Set problem
Produce an exact transcription of the listing below, omitting the pictures.

Raw records
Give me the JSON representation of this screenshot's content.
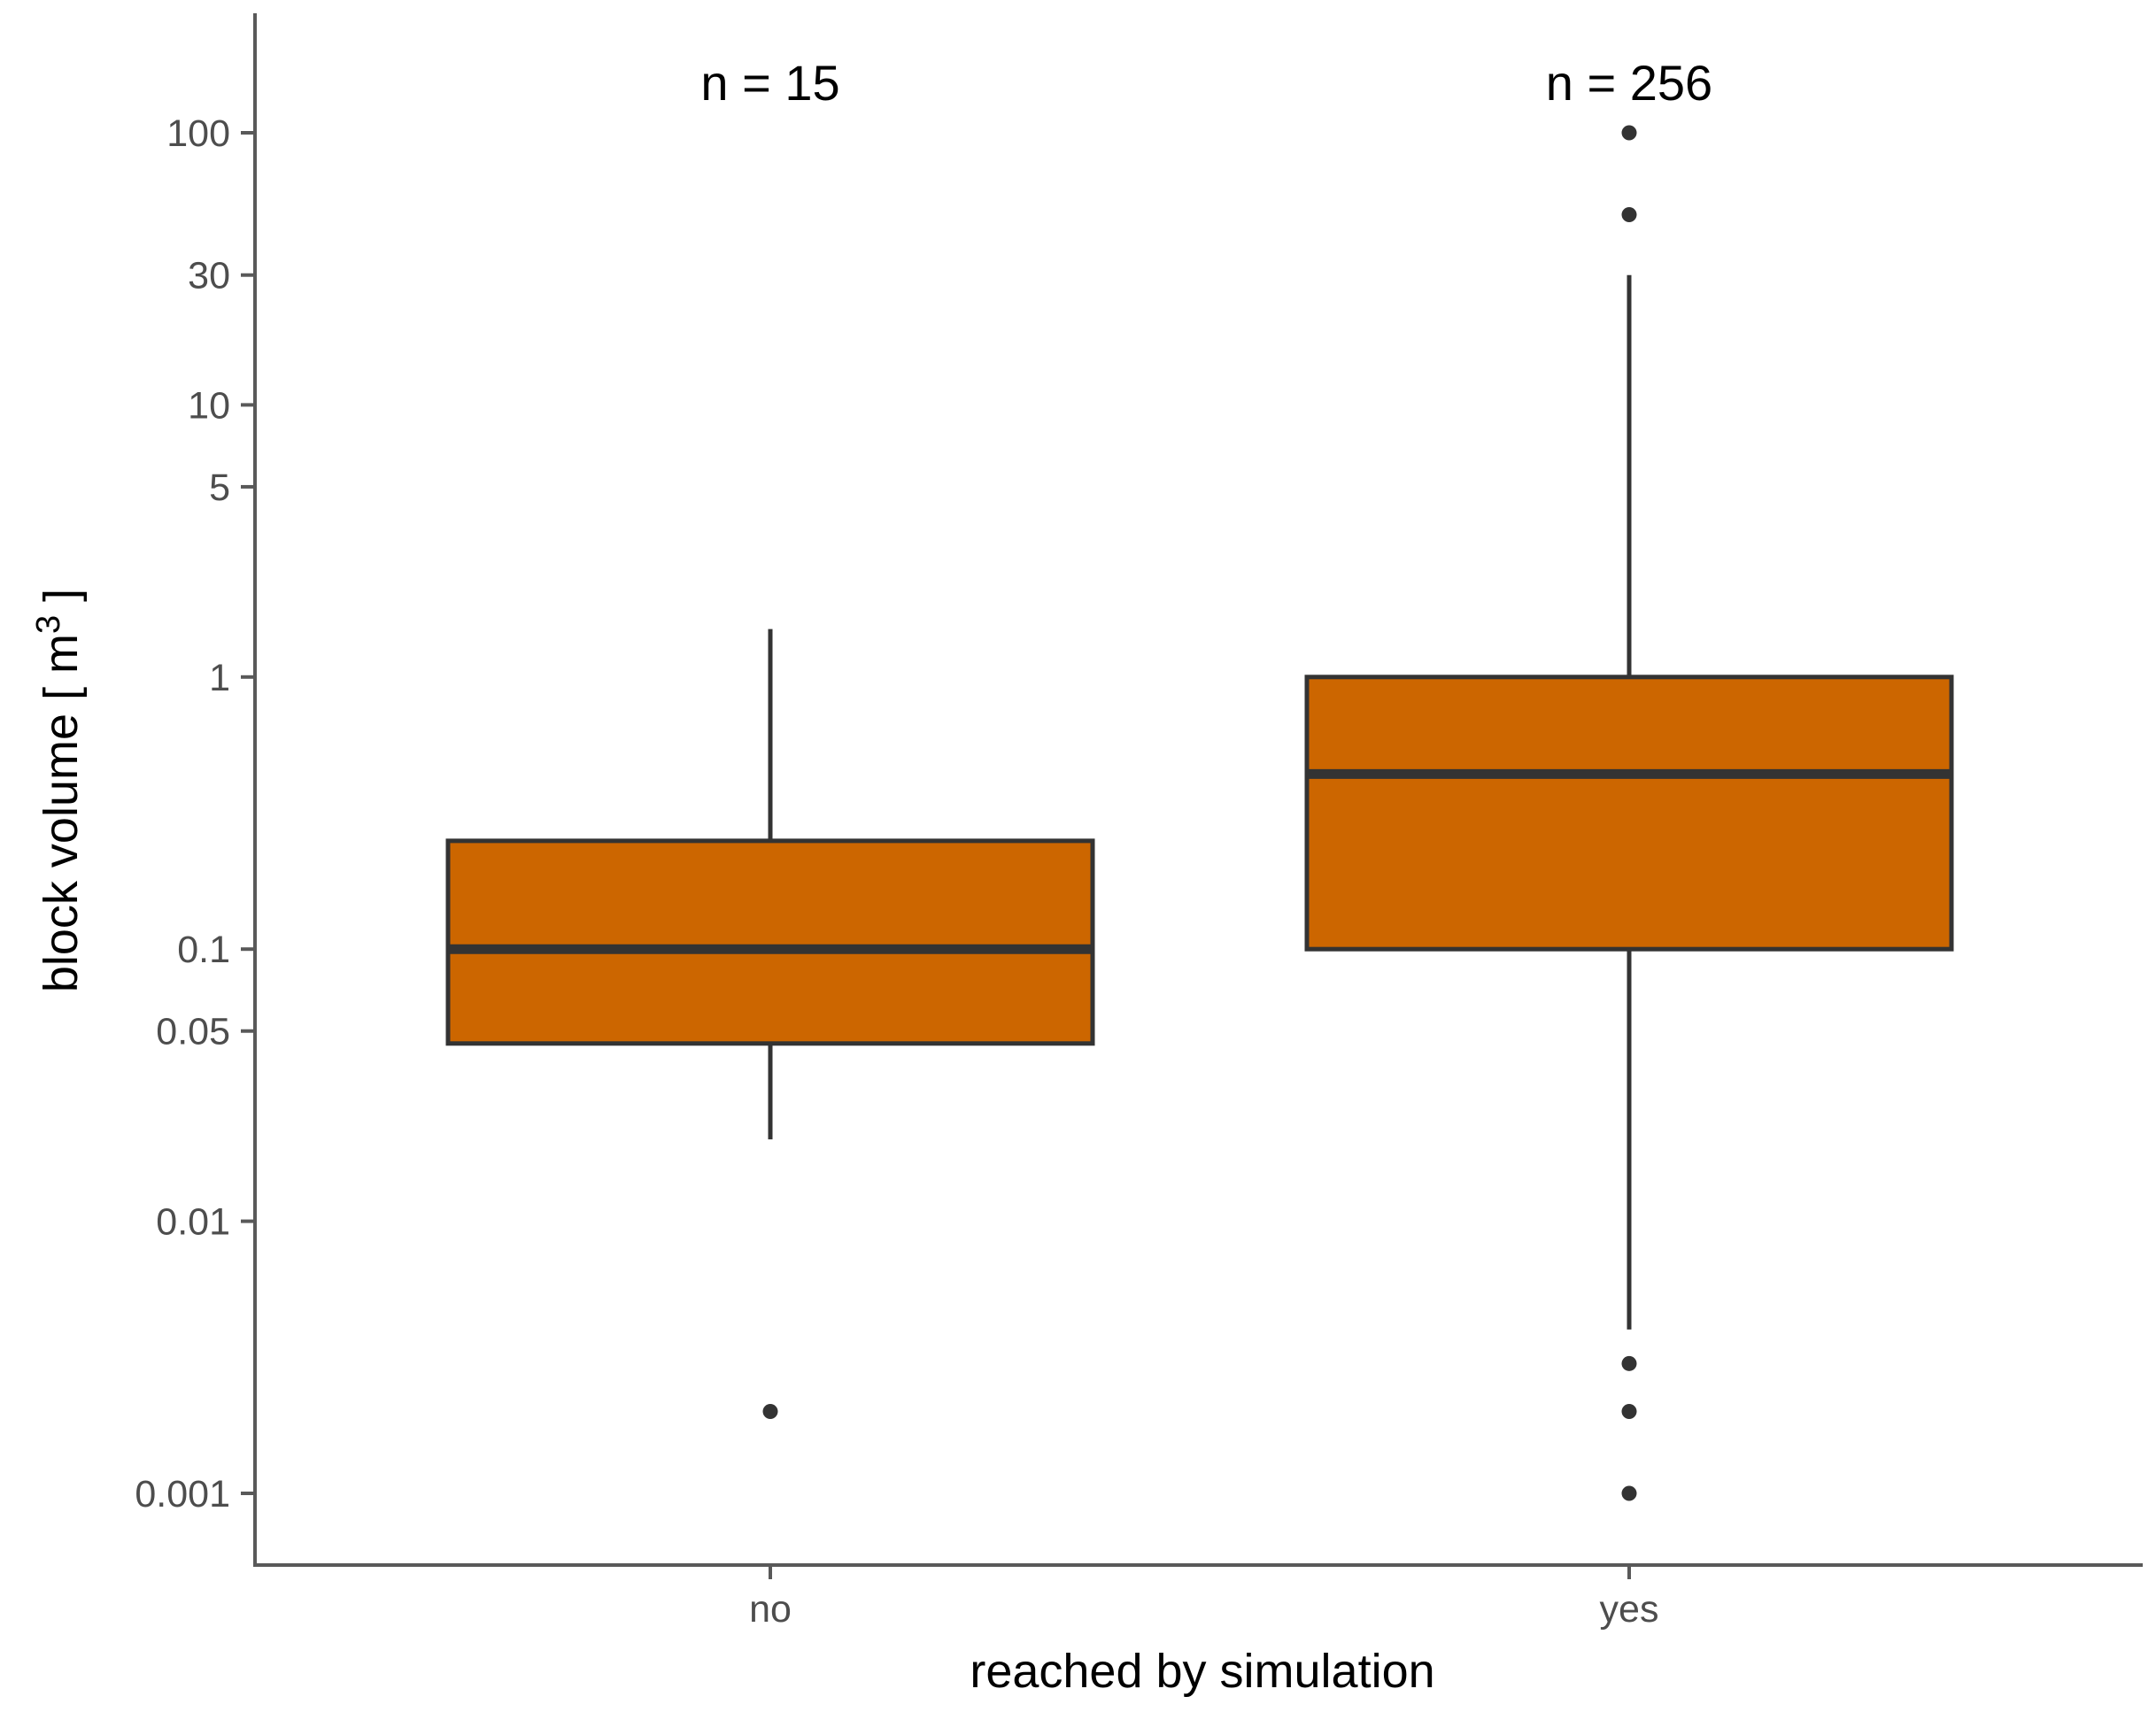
{
  "chart_data": {
    "type": "boxplot",
    "title": "",
    "xlabel": "reached by simulation",
    "ylabel": "block volume [ m",
    "ylabel_superscript": "3",
    "ylabel_suffix": " ]",
    "yscale": "log10",
    "ylim": [
      0.00055,
      200
    ],
    "yticks": [
      {
        "value": 0.001,
        "label": "0.001"
      },
      {
        "value": 0.01,
        "label": "0.01"
      },
      {
        "value": 0.05,
        "label": "0.05"
      },
      {
        "value": 0.1,
        "label": "0.1"
      },
      {
        "value": 1,
        "label": "1"
      },
      {
        "value": 5,
        "label": "5"
      },
      {
        "value": 10,
        "label": "10"
      },
      {
        "value": 30,
        "label": "30"
      },
      {
        "value": 100,
        "label": "100"
      }
    ],
    "categories": [
      "no",
      "yes"
    ],
    "boxes": [
      {
        "category": "no",
        "n_label": "n = 15",
        "whisker_low": 0.02,
        "q1": 0.045,
        "median": 0.1,
        "q3": 0.25,
        "whisker_high": 1.5,
        "outliers": [
          0.002
        ]
      },
      {
        "category": "yes",
        "n_label": "n = 256",
        "whisker_low": 0.004,
        "q1": 0.1,
        "median": 0.44,
        "q3": 1.0,
        "whisker_high": 30,
        "outliers": [
          0.001,
          0.002,
          0.003,
          50,
          100
        ]
      }
    ],
    "colors": {
      "box_fill": "#cc6600",
      "box_line": "#333333",
      "axis_line": "#595959",
      "tick_text": "#4d4d4d"
    },
    "grid": false,
    "legend": "none"
  }
}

Complete answer
Give me the JSON representation of this screenshot's content.
{
  "chart_data": {
    "type": "boxplot",
    "title": "",
    "xlabel": "reached by simulation",
    "ylabel": "block volume [ m",
    "ylabel_superscript": "3",
    "ylabel_suffix": " ]",
    "yscale": "log10",
    "ylim": [
      0.00055,
      200
    ],
    "yticks": [
      {
        "value": 0.001,
        "label": "0.001"
      },
      {
        "value": 0.01,
        "label": "0.01"
      },
      {
        "value": 0.05,
        "label": "0.05"
      },
      {
        "value": 0.1,
        "label": "0.1"
      },
      {
        "value": 1,
        "label": "1"
      },
      {
        "value": 5,
        "label": "5"
      },
      {
        "value": 10,
        "label": "10"
      },
      {
        "value": 30,
        "label": "30"
      },
      {
        "value": 100,
        "label": "100"
      }
    ],
    "categories": [
      "no",
      "yes"
    ],
    "boxes": [
      {
        "category": "no",
        "n_label": "n = 15",
        "whisker_low": 0.02,
        "q1": 0.045,
        "median": 0.1,
        "q3": 0.25,
        "whisker_high": 1.5,
        "outliers": [
          0.002
        ]
      },
      {
        "category": "yes",
        "n_label": "n = 256",
        "whisker_low": 0.004,
        "q1": 0.1,
        "median": 0.44,
        "q3": 1.0,
        "whisker_high": 30,
        "outliers": [
          0.001,
          0.002,
          0.003,
          50,
          100
        ]
      }
    ],
    "colors": {
      "box_fill": "#cc6600",
      "box_line": "#333333",
      "axis_line": "#595959",
      "tick_text": "#4d4d4d"
    },
    "grid": false,
    "legend": "none"
  }
}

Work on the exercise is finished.